▸ **Aim of the task**:
Copy out, character for character, the lines of the records from the one containing "rail-label: チーム xyxy=(52,353,92,368)" through the one containing "bot-avatar[interactable] xyxy=(184,324,232,372)", both included.

######

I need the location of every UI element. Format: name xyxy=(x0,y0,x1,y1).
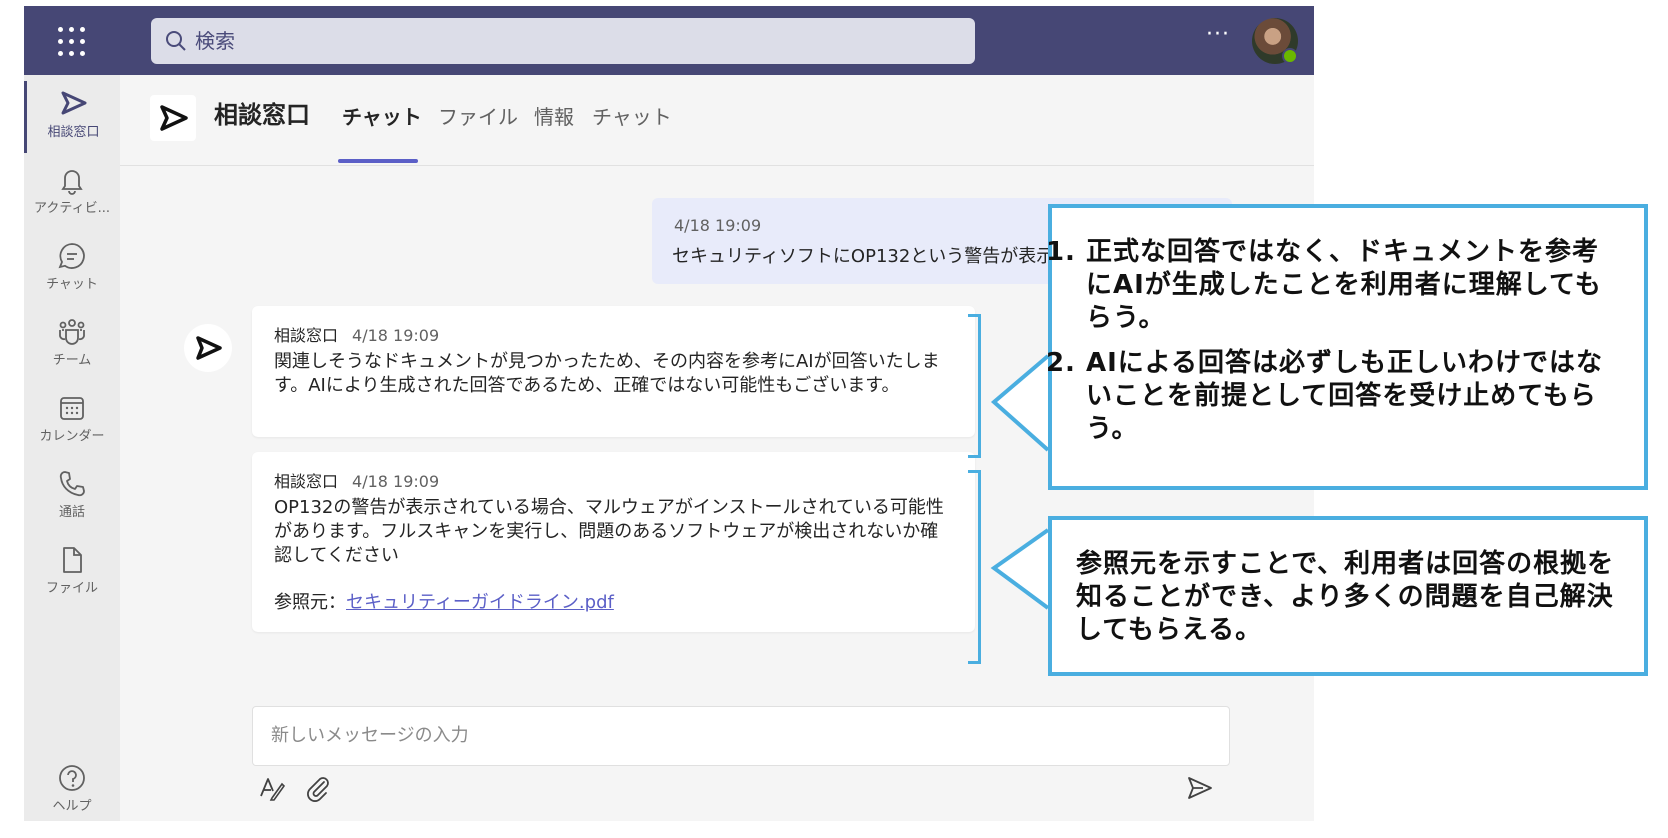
rail-label: チーム xyxy=(52,353,92,368)
rail-item-activity[interactable]: アクティビ... xyxy=(24,157,120,229)
message-time: 4/18 19:09 xyxy=(352,326,440,345)
callout-text: 参照元を示すことで、利用者は回答の根拠を知ることができ、より多くの問題を自己解決… xyxy=(1076,549,1615,645)
app-rail: 相談窓口 アクティビ... チャット チーム カレンダー 通話 ファイル ヘルプ xyxy=(24,75,120,821)
rail-label: アクティビ... xyxy=(34,201,110,216)
rail-label: ファイル xyxy=(45,581,98,596)
message-text: OP132の警告が表示されている場合、マルウェアがインストールされている可能性が… xyxy=(274,497,944,566)
calendar-icon xyxy=(60,397,84,420)
message-meta: 相談窓口 4/18 19:09 xyxy=(274,322,439,346)
rail-label: チャット xyxy=(46,277,98,292)
active-tab-indicator xyxy=(338,159,418,163)
rail-item-calls[interactable]: 通話 xyxy=(24,461,120,533)
message-compose-input[interactable]: 新しいメッセージの入力 xyxy=(252,706,1230,766)
annotation-callout: 参照元を示すことで、利用者は回答の根拠を知ることができ、より多くの問題を自己解決… xyxy=(1048,516,1648,676)
rail-item-calendar[interactable]: カレンダー xyxy=(24,385,120,457)
rail-label: 通話 xyxy=(58,505,85,520)
team-logo xyxy=(150,95,196,141)
reference-label: 参照元： xyxy=(274,592,346,613)
help-icon xyxy=(59,765,85,791)
message-text: セキュリティソフトにOP132という警告が表示 xyxy=(672,246,1055,267)
format-icon[interactable] xyxy=(258,774,286,802)
search-placeholder: 検索 xyxy=(195,29,235,53)
annotation-bracket xyxy=(968,314,981,458)
compose-placeholder: 新しいメッセージの入力 xyxy=(271,725,469,746)
file-icon xyxy=(63,547,82,573)
callout-pointer xyxy=(990,354,1050,452)
bot-message[interactable]: 相談窓口 4/18 19:09 関連しそうなドキュメントが見つかったため、その内容… xyxy=(252,306,975,437)
callout-list: 正式な回答ではなく、ドキュメントを参考にAIが生成したことを利用者に理解してもら… xyxy=(1060,236,1616,446)
phone-icon xyxy=(59,471,85,497)
bot-message-with-reference[interactable]: 相談窓口 4/18 19:09 OP132の警告が表示されている場合、マルウェアが… xyxy=(252,452,975,632)
send-icon xyxy=(160,105,188,131)
annotation-bracket xyxy=(968,470,981,664)
message-time: 4/18 19:09 xyxy=(352,472,440,491)
send-message-icon[interactable] xyxy=(1186,774,1214,802)
rail-label: カレンダー xyxy=(39,429,105,444)
search-input[interactable]: 検索 xyxy=(151,18,975,64)
attach-icon[interactable] xyxy=(304,774,332,802)
message-meta: 相談窓口 4/18 19:09 xyxy=(274,468,439,492)
rail-item-help[interactable]: ヘルプ xyxy=(24,755,120,821)
bell-icon xyxy=(61,170,83,195)
bot-avatar[interactable] xyxy=(184,324,232,372)
callout-point: AIによる回答は必ずしも正しいわけではないことを前提として回答を受け止めてもらう… xyxy=(1086,347,1616,446)
message-text: 関連しそうなドキュメントが見つかったため、その内容を参考にAIが回答いたします。… xyxy=(274,351,940,396)
send-icon xyxy=(61,91,86,115)
reference-link[interactable]: セキュリティーガイドライン.pdf xyxy=(346,592,614,613)
app-launcher-icon[interactable] xyxy=(54,22,90,58)
tab-info[interactable]: 情報 xyxy=(534,101,574,130)
team-name: 相談窓口 xyxy=(214,101,310,129)
annotation-callout: 正式な回答ではなく、ドキュメントを参考にAIが生成したことを利用者に理解してもら… xyxy=(1048,204,1648,490)
message-sender: 相談窓口 xyxy=(274,326,339,345)
rail-item-consultation[interactable]: 相談窓口 xyxy=(24,81,120,153)
rail-item-files[interactable]: ファイル xyxy=(24,537,120,609)
channel-header: 相談窓口 チャット ファイル 情報 チャット xyxy=(120,75,1314,166)
reference-line: 参照元：セキュリティーガイドライン.pdf xyxy=(274,588,614,614)
tab-files[interactable]: ファイル xyxy=(438,101,518,130)
teams-icon xyxy=(59,319,85,345)
message-time: 4/18 19:09 xyxy=(674,216,762,235)
callout-pointer xyxy=(990,528,1050,610)
rail-item-chat[interactable]: チャット xyxy=(24,233,120,305)
message-sender: 相談窓口 xyxy=(274,472,339,491)
rail-item-teams[interactable]: チーム xyxy=(24,309,120,381)
callout-point: 正式な回答ではなく、ドキュメントを参考にAIが生成したことを利用者に理解してもら… xyxy=(1086,236,1616,335)
rail-label: ヘルプ xyxy=(52,799,92,814)
chat-icon xyxy=(58,243,85,269)
tab-chat-2[interactable]: チャット xyxy=(592,101,672,130)
rail-label: 相談窓口 xyxy=(47,125,100,140)
presence-available-icon xyxy=(1282,48,1298,64)
top-bar: 検索 ··· xyxy=(24,6,1314,75)
more-options-button[interactable]: ··· xyxy=(1206,22,1230,47)
tab-chat[interactable]: チャット xyxy=(342,101,422,130)
send-icon xyxy=(196,336,222,360)
search-icon xyxy=(166,31,186,51)
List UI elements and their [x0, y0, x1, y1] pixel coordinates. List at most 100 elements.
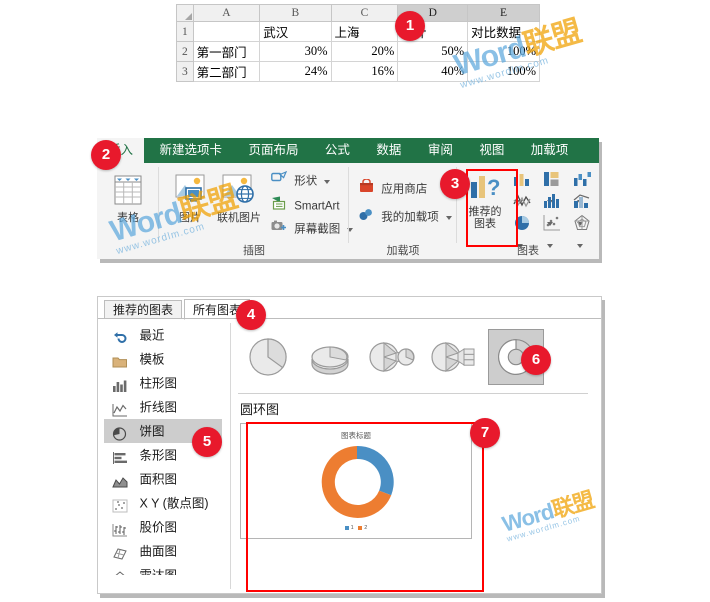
- sidebar-item-label: 条形图: [139, 448, 177, 463]
- shapes-button-label: 形状: [294, 175, 318, 188]
- cell-b1[interactable]: 武汉: [259, 21, 332, 42]
- select-all-corner[interactable]: [176, 4, 194, 22]
- chevron-down-icon[interactable]: [445, 215, 452, 220]
- tab-page-layout[interactable]: 页面布局: [237, 138, 309, 163]
- histogram-chart-icon-cell[interactable]: [543, 192, 571, 226]
- spreadsheet-panel: A B C D E 1 武汉 上海 合计 对比数据 2 第一部门 30% 20%…: [176, 4, 540, 82]
- online-pictures-button[interactable]: 联机图片: [213, 173, 265, 224]
- store-button[interactable]: 应用商店: [359, 178, 427, 200]
- table-row: 1 武汉 上海 合计 对比数据: [176, 21, 540, 42]
- cell-e3[interactable]: 100%: [467, 61, 540, 82]
- table-icon: [105, 173, 151, 210]
- shapes-button[interactable]: 形状: [271, 170, 331, 190]
- doughnut-preview-highlight: [246, 422, 484, 592]
- stock-icon: [112, 521, 128, 537]
- selected-chart-type-name: 圆环图: [240, 402, 280, 417]
- callout-badge-3: 3: [440, 169, 470, 199]
- scatter-chart-icon-cell[interactable]: [543, 214, 571, 248]
- cell-d2[interactable]: 50%: [397, 41, 469, 62]
- tab-formulas[interactable]: 公式: [314, 138, 361, 163]
- pictures-button[interactable]: 图片: [167, 173, 213, 224]
- sidebar-item-label: 柱形图: [139, 376, 177, 391]
- column-header-c[interactable]: C: [330, 4, 399, 22]
- tab-recommended-charts[interactable]: 推荐的图表: [104, 300, 183, 319]
- combo-chart-icon-cell[interactable]: [573, 192, 599, 226]
- cell-b3[interactable]: 24%: [259, 61, 332, 82]
- sidebar-item-radar[interactable]: 雷达图: [104, 563, 222, 575]
- tables-button[interactable]: 表格: [105, 173, 151, 224]
- screenshot-button[interactable]: 屏幕截图: [271, 219, 354, 238]
- my-addins-button[interactable]: 我的加载项: [359, 207, 452, 226]
- bar-chart-icon-cell[interactable]: [543, 170, 571, 204]
- tab-view[interactable]: 视图: [468, 138, 515, 163]
- sidebar-item-surface[interactable]: 曲面图: [104, 539, 222, 563]
- callout-badge-4: 4: [236, 300, 266, 330]
- dialog-tab-separator: [98, 318, 601, 319]
- row-header-3[interactable]: 3: [176, 61, 194, 82]
- cell-e2[interactable]: 100%: [467, 41, 540, 62]
- store-icon: [359, 178, 374, 200]
- cell-a3[interactable]: 第二部门: [192, 61, 261, 82]
- sidebar-item-recent[interactable]: 最近: [104, 323, 222, 347]
- chevron-down-icon[interactable]: [324, 179, 331, 184]
- radar-chart-icon-cell[interactable]: [573, 214, 599, 248]
- table-row: 3 第二部门 24% 16% 40% 100%: [176, 61, 540, 82]
- cell-b2[interactable]: 30%: [259, 41, 332, 62]
- sidebar-item-column[interactable]: 柱形图: [104, 371, 222, 395]
- sidebar-item-label: 饼图: [139, 424, 165, 439]
- pie-icon: [112, 425, 128, 441]
- tab-addins[interactable]: 加载项: [520, 138, 580, 163]
- recommended-charts-highlight: [466, 169, 518, 247]
- sidebar-item-label: 最近: [139, 328, 165, 343]
- sidebar-item-templates[interactable]: 模板: [104, 347, 222, 371]
- dialog-vertical-divider: [230, 323, 231, 589]
- tables-button-label: 表格: [117, 212, 139, 224]
- column-header-b[interactable]: B: [259, 4, 332, 22]
- sidebar-item-label: X Y (散点图): [139, 496, 209, 511]
- smartart-button[interactable]: SmartArt: [271, 196, 340, 215]
- subtype-pie-3d[interactable]: [302, 329, 358, 385]
- tab-new-tab[interactable]: 新建选项卡: [148, 138, 233, 163]
- sidebar-item-area[interactable]: 面积图: [104, 467, 222, 491]
- row-header-1[interactable]: 1: [176, 21, 194, 42]
- callout-badge-5: 5: [192, 427, 222, 457]
- column-header-e[interactable]: E: [467, 4, 540, 22]
- picture-icon: [167, 173, 213, 210]
- ribbon-panel: 插入 新建选项卡 页面布局 公式 数据 审阅 视图 加载项 表格 图片 联机图片…: [97, 138, 602, 263]
- sidebar-item-scatter[interactable]: X Y (散点图): [104, 491, 222, 515]
- cell-c1[interactable]: 上海: [330, 21, 399, 42]
- sidebar-item-label: 雷达图: [139, 569, 177, 575]
- screenshot-button-label: 屏幕截图: [294, 223, 341, 236]
- column-icon: [112, 377, 128, 392]
- tab-review[interactable]: 审阅: [417, 138, 464, 163]
- column-header-row: A B C D E: [176, 4, 540, 22]
- dialog-tab-strip: 推荐的图表 所有图表: [98, 297, 601, 320]
- row-header-2[interactable]: 2: [176, 41, 194, 62]
- spreadsheet-grid[interactable]: A B C D E 1 武汉 上海 合计 对比数据 2 第一部门 30% 20%…: [176, 4, 540, 82]
- recent-icon: [112, 329, 128, 343]
- sidebar-item-stock[interactable]: 股价图: [104, 515, 222, 539]
- tab-data[interactable]: 数据: [365, 138, 412, 163]
- cell-e1[interactable]: 对比数据: [467, 21, 540, 42]
- cell-c2[interactable]: 20%: [330, 41, 399, 62]
- online-picture-icon: [213, 173, 265, 210]
- subtype-pie-of-pie[interactable]: [364, 329, 420, 385]
- my-addins-button-label: 我的加载项: [381, 211, 439, 224]
- ribbon-body: 插入 新建选项卡 页面布局 公式 数据 审阅 视图 加载项 表格 图片 联机图片…: [97, 138, 599, 259]
- smartart-button-label: SmartArt: [294, 200, 340, 213]
- column-header-a[interactable]: A: [192, 4, 261, 22]
- ribbon-tab-strip: 插入 新建选项卡 页面布局 公式 数据 审阅 视图 加载项: [97, 138, 599, 163]
- sidebar-item-label: 股价图: [139, 520, 177, 535]
- cell-c3[interactable]: 16%: [330, 61, 399, 82]
- cell-a2[interactable]: 第一部门: [192, 41, 261, 62]
- callout-badge-1: 1: [395, 11, 425, 41]
- cell-d3[interactable]: 40%: [397, 61, 469, 82]
- sidebar-item-label: 面积图: [139, 472, 177, 487]
- online-pictures-button-label: 联机图片: [217, 212, 261, 224]
- waterfall-chart-icon-cell[interactable]: [573, 170, 599, 204]
- subtype-pie-2d[interactable]: [240, 329, 296, 385]
- cell-a1[interactable]: [192, 21, 261, 42]
- subtype-bar-of-pie[interactable]: [426, 329, 482, 385]
- sidebar-item-line[interactable]: 折线图: [104, 395, 222, 419]
- illustrations-group-label: 插图: [243, 245, 265, 257]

######

▸ **Exercise output**:
rail-label: チーム xyxy=(52,353,92,368)
rail-item-activity[interactable]: アクティビ... xyxy=(24,157,120,229)
message-time: 4/18 19:09 xyxy=(352,326,440,345)
callout-text: 参照元を示すことで、利用者は回答の根拠を知ることができ、より多くの問題を自己解決… xyxy=(1076,549,1615,645)
app-rail: 相談窓口 アクティビ... チャット チーム カレンダー 通話 ファイル ヘルプ xyxy=(24,75,120,821)
rail-label: アクティビ... xyxy=(34,201,110,216)
rail-label: ファイル xyxy=(45,581,98,596)
message-text: OP132の警告が表示されている場合、マルウェアがインストールされている可能性が… xyxy=(274,497,944,566)
calendar-icon xyxy=(60,397,84,420)
message-meta: 相談窓口 4/18 19:09 xyxy=(274,322,439,346)
rail-label: チャット xyxy=(46,277,98,292)
active-tab-indicator xyxy=(338,159,418,163)
rail-item-calls[interactable]: 通話 xyxy=(24,461,120,533)
message-compose-input[interactable]: 新しいメッセージの入力 xyxy=(252,706,1230,766)
annotation-callout: 参照元を示すことで、利用者は回答の根拠を知ることができ、より多くの問題を自己解決… xyxy=(1048,516,1648,676)
rail-item-calendar[interactable]: カレンダー xyxy=(24,385,120,457)
rail-label: 通話 xyxy=(58,505,85,520)
team-logo xyxy=(150,95,196,141)
reference-label: 参照元： xyxy=(274,592,346,613)
help-icon xyxy=(59,765,85,791)
message-text: セキュリティソフトにOP132という警告が表示 xyxy=(672,246,1055,267)
format-icon[interactable] xyxy=(258,774,286,802)
search-placeholder: 検索 xyxy=(195,29,235,53)
annotation-bracket xyxy=(968,314,981,458)
compose-placeholder: 新しいメッセージの入力 xyxy=(271,725,469,746)
file-icon xyxy=(63,547,82,573)
callout-pointer xyxy=(990,354,1050,452)
bot-message[interactable]: 相談窓口 4/18 19:09 関連しそうなドキュメントが見つかったため、その内容… xyxy=(252,306,975,437)
callout-list: 正式な回答ではなく、ドキュメントを参考にAIが生成したことを利用者に理解してもら… xyxy=(1060,236,1616,446)
phone-icon xyxy=(59,471,85,497)
bot-message-with-reference[interactable]: 相談窓口 4/18 19:09 OP132の警告が表示されている場合、マルウェアが… xyxy=(252,452,975,632)
send-icon xyxy=(160,105,188,131)
annotation-bracket xyxy=(968,470,981,664)
message-time: 4/18 19:09 xyxy=(352,472,440,491)
send-message-icon[interactable] xyxy=(1186,774,1214,802)
rail-label: カレンダー xyxy=(39,429,105,444)
search-input[interactable]: 検索 xyxy=(151,18,975,64)
attach-icon[interactable] xyxy=(304,774,332,802)
message-meta: 相談窓口 4/18 19:09 xyxy=(274,468,439,492)
rail-item-help[interactable]: ヘルプ xyxy=(24,755,120,821)
bell-icon xyxy=(61,170,83,195)
bot-avatar[interactable] xyxy=(184,324,232,372)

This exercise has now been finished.